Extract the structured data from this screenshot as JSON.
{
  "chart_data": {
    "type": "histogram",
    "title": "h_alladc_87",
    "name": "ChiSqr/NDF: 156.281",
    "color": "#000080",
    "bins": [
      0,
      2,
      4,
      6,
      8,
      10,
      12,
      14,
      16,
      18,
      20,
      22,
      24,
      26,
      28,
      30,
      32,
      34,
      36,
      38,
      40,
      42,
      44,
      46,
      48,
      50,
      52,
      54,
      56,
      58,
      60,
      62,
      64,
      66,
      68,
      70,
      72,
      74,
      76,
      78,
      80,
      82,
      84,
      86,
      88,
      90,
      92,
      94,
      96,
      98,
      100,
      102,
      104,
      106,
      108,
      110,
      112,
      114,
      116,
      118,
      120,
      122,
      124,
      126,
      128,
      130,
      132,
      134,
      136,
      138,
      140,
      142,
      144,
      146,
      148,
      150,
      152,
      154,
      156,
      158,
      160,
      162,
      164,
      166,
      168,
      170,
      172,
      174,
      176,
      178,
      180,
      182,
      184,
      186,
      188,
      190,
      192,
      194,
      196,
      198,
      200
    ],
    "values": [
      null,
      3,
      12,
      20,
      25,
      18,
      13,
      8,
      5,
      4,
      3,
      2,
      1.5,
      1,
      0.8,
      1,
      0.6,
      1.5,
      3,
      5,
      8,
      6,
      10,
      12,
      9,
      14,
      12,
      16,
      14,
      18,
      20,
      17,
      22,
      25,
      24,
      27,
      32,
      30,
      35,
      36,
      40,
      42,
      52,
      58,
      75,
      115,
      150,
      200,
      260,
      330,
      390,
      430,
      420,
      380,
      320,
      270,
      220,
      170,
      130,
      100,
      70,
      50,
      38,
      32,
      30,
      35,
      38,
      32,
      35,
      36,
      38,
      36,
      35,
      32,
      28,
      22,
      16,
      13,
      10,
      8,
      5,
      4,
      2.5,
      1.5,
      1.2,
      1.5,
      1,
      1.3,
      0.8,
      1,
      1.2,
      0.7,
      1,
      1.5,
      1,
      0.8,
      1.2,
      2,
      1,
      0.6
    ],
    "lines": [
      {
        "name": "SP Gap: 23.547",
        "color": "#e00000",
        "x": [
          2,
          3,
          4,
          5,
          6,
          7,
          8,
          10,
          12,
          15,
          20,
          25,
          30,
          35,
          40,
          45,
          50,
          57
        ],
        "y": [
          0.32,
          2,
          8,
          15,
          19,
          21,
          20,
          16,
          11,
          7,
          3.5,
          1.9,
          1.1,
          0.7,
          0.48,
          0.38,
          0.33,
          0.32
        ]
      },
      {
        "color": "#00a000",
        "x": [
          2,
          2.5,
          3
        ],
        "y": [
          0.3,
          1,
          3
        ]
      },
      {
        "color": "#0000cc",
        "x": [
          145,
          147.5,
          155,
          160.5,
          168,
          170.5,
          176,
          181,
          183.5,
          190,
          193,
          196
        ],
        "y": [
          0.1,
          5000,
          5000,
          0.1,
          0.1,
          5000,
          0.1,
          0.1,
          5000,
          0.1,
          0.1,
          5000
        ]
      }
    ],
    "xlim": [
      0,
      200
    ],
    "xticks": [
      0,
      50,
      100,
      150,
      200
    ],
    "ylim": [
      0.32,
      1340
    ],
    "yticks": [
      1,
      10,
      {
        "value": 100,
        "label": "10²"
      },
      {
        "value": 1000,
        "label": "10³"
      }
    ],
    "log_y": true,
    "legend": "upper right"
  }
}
◆ ◆ ◆
◆ WHAT THIS TASK INVOLVES ◆
Reproduce every line of the material above exactly.

◆ EXERCISE OUTPUT ◆
Extract the structured data from this screenshot as JSON.
{
  "chart_data": {
    "type": "histogram",
    "title": "h_alladc_87",
    "name": "ChiSqr/NDF: 156.281",
    "color": "#000080",
    "bins": [
      0,
      2,
      4,
      6,
      8,
      10,
      12,
      14,
      16,
      18,
      20,
      22,
      24,
      26,
      28,
      30,
      32,
      34,
      36,
      38,
      40,
      42,
      44,
      46,
      48,
      50,
      52,
      54,
      56,
      58,
      60,
      62,
      64,
      66,
      68,
      70,
      72,
      74,
      76,
      78,
      80,
      82,
      84,
      86,
      88,
      90,
      92,
      94,
      96,
      98,
      100,
      102,
      104,
      106,
      108,
      110,
      112,
      114,
      116,
      118,
      120,
      122,
      124,
      126,
      128,
      130,
      132,
      134,
      136,
      138,
      140,
      142,
      144,
      146,
      148,
      150,
      152,
      154,
      156,
      158,
      160,
      162,
      164,
      166,
      168,
      170,
      172,
      174,
      176,
      178,
      180,
      182,
      184,
      186,
      188,
      190,
      192,
      194,
      196,
      198,
      200
    ],
    "values": [
      null,
      3,
      12,
      20,
      25,
      18,
      13,
      8,
      5,
      4,
      3,
      2,
      1.5,
      1,
      0.8,
      1,
      0.6,
      1.5,
      3,
      5,
      8,
      6,
      10,
      12,
      9,
      14,
      12,
      16,
      14,
      18,
      20,
      17,
      22,
      25,
      24,
      27,
      32,
      30,
      35,
      36,
      40,
      42,
      52,
      58,
      75,
      115,
      150,
      200,
      260,
      330,
      390,
      430,
      420,
      380,
      320,
      270,
      220,
      170,
      130,
      100,
      70,
      50,
      38,
      32,
      30,
      35,
      38,
      32,
      35,
      36,
      38,
      36,
      35,
      32,
      28,
      22,
      16,
      13,
      10,
      8,
      5,
      4,
      2.5,
      1.5,
      1.2,
      1.5,
      1,
      1.3,
      0.8,
      1,
      1.2,
      0.7,
      1,
      1.5,
      1,
      0.8,
      1.2,
      2,
      1,
      0.6
    ],
    "lines": [
      {
        "name": "SP Gap: 23.547",
        "color": "#e00000",
        "x": [
          2,
          3,
          4,
          5,
          6,
          7,
          8,
          10,
          12,
          15,
          20,
          25,
          30,
          35,
          40,
          45,
          50,
          57
        ],
        "y": [
          0.32,
          2,
          8,
          15,
          19,
          21,
          20,
          16,
          11,
          7,
          3.5,
          1.9,
          1.1,
          0.7,
          0.48,
          0.38,
          0.33,
          0.32
        ]
      },
      {
        "color": "#00a000",
        "x": [
          2,
          2.5,
          3
        ],
        "y": [
          0.3,
          1,
          3
        ]
      },
      {
        "color": "#0000cc",
        "x": [
          145,
          147.5,
          155,
          160.5,
          168,
          170.5,
          176,
          181,
          183.5,
          190,
          193,
          196
        ],
        "y": [
          0.1,
          5000,
          5000,
          0.1,
          0.1,
          5000,
          0.1,
          0.1,
          5000,
          0.1,
          0.1,
          5000
        ]
      }
    ],
    "xlim": [
      0,
      200
    ],
    "xticks": [
      0,
      50,
      100,
      150,
      200
    ],
    "ylim": [
      0.32,
      1340
    ],
    "yticks": [
      1,
      10,
      {
        "value": 100,
        "label": "10²"
      },
      {
        "value": 1000,
        "label": "10³"
      }
    ],
    "log_y": true,
    "legend": "upper right"
  }
}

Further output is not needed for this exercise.